Set task
Lines containing the word "inner" are the ones to copy from the records below.

[Raw records]

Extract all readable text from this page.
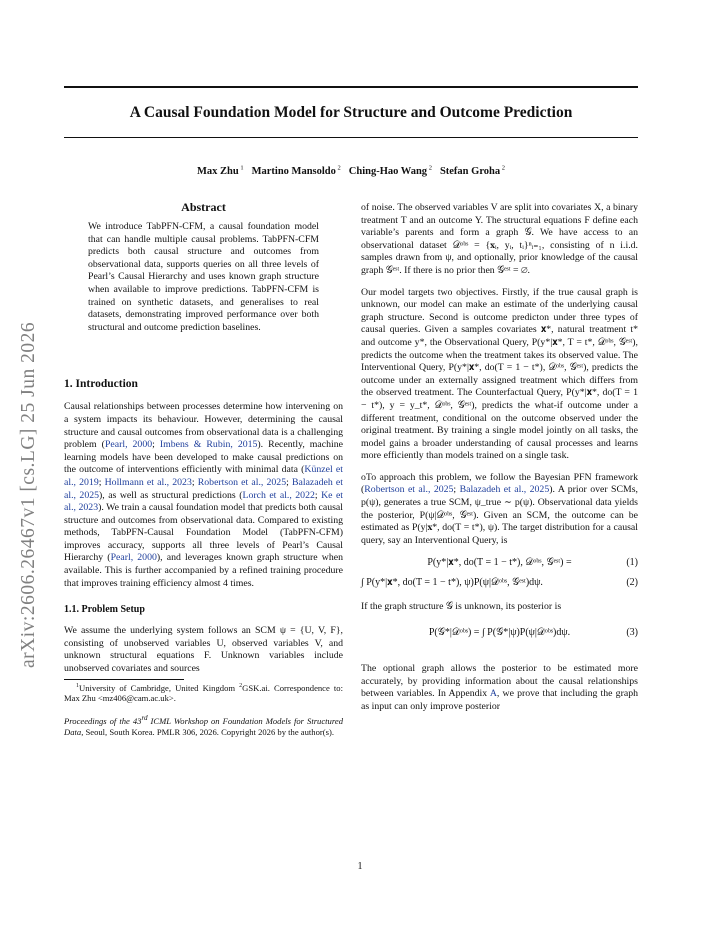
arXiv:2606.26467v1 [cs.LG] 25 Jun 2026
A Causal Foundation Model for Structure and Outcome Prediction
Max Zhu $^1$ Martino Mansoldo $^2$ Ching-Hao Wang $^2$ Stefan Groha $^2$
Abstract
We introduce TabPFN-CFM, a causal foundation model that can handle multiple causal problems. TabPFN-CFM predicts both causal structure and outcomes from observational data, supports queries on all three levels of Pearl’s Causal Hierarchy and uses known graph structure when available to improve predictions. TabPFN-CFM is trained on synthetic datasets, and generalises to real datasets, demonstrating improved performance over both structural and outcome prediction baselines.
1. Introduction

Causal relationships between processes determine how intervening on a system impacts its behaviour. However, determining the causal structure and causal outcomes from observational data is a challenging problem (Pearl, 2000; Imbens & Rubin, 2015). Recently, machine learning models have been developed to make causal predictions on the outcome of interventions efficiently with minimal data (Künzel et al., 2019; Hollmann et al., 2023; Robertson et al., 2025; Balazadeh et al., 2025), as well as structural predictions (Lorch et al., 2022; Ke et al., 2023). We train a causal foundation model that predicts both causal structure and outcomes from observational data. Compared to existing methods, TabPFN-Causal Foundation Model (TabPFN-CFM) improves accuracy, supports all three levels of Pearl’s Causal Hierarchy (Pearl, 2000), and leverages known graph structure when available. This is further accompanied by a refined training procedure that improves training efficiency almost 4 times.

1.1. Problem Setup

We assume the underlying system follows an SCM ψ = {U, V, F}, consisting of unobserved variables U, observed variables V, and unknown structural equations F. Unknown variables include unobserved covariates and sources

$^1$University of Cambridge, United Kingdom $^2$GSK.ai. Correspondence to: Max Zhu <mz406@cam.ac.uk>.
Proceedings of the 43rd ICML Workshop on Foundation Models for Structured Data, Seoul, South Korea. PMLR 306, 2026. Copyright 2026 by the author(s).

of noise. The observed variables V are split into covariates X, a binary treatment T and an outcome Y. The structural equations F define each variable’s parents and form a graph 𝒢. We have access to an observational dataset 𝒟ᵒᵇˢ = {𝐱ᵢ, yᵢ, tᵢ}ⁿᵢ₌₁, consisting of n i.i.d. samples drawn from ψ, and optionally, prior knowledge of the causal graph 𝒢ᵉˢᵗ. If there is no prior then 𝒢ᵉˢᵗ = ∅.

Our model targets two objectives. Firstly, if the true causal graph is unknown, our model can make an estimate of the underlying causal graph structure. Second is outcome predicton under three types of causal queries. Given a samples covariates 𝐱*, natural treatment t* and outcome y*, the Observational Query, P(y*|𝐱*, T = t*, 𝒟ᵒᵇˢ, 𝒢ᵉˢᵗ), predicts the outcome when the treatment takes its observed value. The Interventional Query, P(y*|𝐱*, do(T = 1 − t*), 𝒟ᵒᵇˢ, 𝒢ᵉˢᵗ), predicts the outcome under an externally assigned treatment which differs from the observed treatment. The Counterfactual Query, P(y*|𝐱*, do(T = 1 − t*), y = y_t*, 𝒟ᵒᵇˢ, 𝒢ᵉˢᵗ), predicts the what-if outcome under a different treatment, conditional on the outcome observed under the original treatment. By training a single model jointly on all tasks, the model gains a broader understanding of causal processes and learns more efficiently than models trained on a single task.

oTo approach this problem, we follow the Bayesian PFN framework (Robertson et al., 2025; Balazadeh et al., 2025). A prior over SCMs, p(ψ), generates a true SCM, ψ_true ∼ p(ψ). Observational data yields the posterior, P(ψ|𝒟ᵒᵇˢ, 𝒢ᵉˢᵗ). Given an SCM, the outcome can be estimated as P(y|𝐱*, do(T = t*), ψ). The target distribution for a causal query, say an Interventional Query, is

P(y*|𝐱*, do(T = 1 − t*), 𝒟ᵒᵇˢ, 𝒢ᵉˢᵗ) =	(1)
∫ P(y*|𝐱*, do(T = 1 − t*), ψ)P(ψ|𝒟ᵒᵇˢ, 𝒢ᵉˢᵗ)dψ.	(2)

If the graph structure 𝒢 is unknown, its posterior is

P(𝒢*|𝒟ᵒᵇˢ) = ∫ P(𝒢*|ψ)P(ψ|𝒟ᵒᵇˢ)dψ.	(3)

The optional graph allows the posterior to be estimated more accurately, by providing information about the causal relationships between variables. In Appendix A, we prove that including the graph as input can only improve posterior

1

* * *

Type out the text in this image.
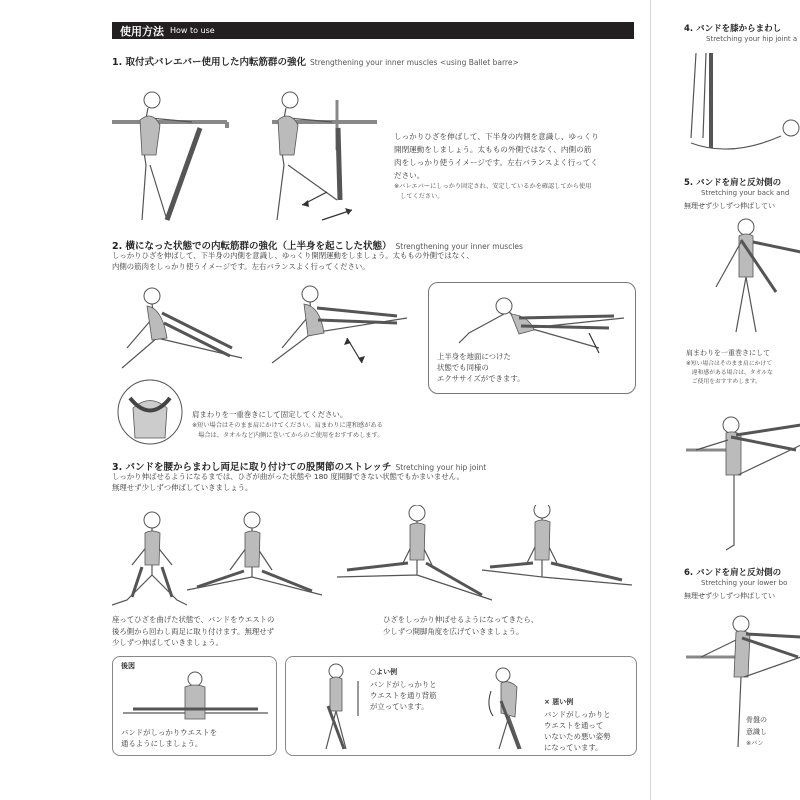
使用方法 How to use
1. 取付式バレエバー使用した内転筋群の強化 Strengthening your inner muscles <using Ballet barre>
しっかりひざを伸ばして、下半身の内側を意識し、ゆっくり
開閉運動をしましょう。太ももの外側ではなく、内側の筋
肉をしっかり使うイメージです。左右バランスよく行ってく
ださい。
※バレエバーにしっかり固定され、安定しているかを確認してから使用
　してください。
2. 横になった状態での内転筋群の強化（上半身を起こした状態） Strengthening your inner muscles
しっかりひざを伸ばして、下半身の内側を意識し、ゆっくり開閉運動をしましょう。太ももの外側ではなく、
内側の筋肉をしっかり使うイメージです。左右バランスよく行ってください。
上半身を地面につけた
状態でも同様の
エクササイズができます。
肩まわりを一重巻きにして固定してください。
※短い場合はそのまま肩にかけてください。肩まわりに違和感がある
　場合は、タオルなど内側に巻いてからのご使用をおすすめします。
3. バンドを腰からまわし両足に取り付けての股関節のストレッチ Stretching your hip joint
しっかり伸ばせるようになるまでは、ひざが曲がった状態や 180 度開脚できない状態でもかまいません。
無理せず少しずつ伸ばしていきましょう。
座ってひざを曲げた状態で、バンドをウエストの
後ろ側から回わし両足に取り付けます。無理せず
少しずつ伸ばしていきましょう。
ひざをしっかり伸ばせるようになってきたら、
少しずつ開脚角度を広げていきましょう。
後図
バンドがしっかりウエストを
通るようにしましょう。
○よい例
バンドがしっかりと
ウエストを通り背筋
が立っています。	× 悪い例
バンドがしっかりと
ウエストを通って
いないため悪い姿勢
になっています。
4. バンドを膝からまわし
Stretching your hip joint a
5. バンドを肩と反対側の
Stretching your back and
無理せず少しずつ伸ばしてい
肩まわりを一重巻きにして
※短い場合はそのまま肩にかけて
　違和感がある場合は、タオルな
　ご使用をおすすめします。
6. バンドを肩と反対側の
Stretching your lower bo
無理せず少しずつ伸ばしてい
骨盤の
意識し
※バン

---

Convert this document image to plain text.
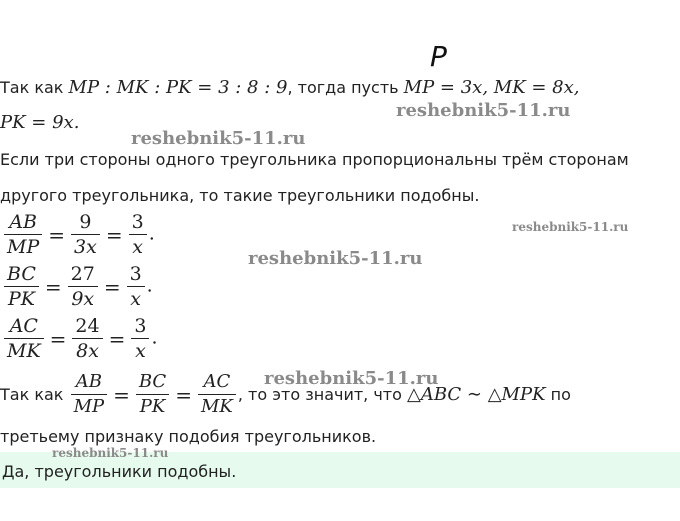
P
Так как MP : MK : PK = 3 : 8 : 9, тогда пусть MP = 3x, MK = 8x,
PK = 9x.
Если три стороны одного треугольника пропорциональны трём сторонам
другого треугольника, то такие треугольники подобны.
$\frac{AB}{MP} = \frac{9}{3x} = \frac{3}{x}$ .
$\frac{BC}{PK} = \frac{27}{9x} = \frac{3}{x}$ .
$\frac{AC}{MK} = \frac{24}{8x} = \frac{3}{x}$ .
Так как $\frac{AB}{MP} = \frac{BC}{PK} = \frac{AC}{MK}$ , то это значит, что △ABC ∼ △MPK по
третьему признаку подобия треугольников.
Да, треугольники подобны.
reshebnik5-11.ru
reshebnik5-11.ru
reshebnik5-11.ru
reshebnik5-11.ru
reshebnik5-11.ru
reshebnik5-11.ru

Completed exercise
1. 取付式バレエバー使用した内転筋群の強化 Strengthening your inner muscles <using Ballet barre>
2. 横になった状態での内転筋群の強化（上半身を起こした状態） Strengthening your inner muscles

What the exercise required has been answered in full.